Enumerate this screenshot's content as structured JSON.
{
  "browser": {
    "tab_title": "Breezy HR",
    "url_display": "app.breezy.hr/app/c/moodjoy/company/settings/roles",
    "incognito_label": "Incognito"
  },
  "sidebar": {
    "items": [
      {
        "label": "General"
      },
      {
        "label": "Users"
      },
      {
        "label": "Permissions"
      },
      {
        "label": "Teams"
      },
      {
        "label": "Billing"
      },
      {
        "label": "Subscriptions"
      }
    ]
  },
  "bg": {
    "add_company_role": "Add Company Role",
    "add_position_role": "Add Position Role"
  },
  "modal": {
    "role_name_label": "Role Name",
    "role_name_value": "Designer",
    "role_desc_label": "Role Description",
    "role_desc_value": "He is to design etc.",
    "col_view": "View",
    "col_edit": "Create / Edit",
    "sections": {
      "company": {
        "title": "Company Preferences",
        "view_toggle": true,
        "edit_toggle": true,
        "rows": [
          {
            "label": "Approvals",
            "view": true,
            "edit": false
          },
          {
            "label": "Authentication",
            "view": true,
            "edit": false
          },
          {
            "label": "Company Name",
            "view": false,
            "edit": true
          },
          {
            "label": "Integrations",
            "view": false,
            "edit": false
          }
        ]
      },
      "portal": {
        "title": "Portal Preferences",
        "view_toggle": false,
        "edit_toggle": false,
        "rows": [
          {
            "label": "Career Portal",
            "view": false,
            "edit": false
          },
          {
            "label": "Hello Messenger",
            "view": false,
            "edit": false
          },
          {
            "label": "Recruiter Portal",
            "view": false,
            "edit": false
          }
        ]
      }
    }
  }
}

· · · ·

- _Set problem_:
Without changing a word, restate the whole listing.

- _Finished answer_:
Enumerate this screenshot's content as structured JSON.
{
  "browser": {
    "tab_title": "Breezy HR",
    "url_display": "app.breezy.hr/app/c/moodjoy/company/settings/roles",
    "incognito_label": "Incognito"
  },
  "sidebar": {
    "items": [
      {
        "label": "General"
      },
      {
        "label": "Users"
      },
      {
        "label": "Permissions"
      },
      {
        "label": "Teams"
      },
      {
        "label": "Billing"
      },
      {
        "label": "Subscriptions"
      }
    ]
  },
  "bg": {
    "add_company_role": "Add Company Role",
    "add_position_role": "Add Position Role"
  },
  "modal": {
    "role_name_label": "Role Name",
    "role_name_value": "Designer",
    "role_desc_label": "Role Description",
    "role_desc_value": "He is to design etc.",
    "col_view": "View",
    "col_edit": "Create / Edit",
    "sections": {
      "company": {
        "title": "Company Preferences",
        "view_toggle": true,
        "edit_toggle": true,
        "rows": [
          {
            "label": "Approvals",
            "view": true,
            "edit": false
          },
          {
            "label": "Authentication",
            "view": true,
            "edit": false
          },
          {
            "label": "Company Name",
            "view": false,
            "edit": true
          },
          {
            "label": "Integrations",
            "view": false,
            "edit": false
          }
        ]
      },
      "portal": {
        "title": "Portal Preferences",
        "view_toggle": false,
        "edit_toggle": false,
        "rows": [
          {
            "label": "Career Portal",
            "view": false,
            "edit": false
          },
          {
            "label": "Hello Messenger",
            "view": false,
            "edit": false
          },
          {
            "label": "Recruiter Portal",
            "view": false,
            "edit": false
          }
        ]
      }
    }
  }
}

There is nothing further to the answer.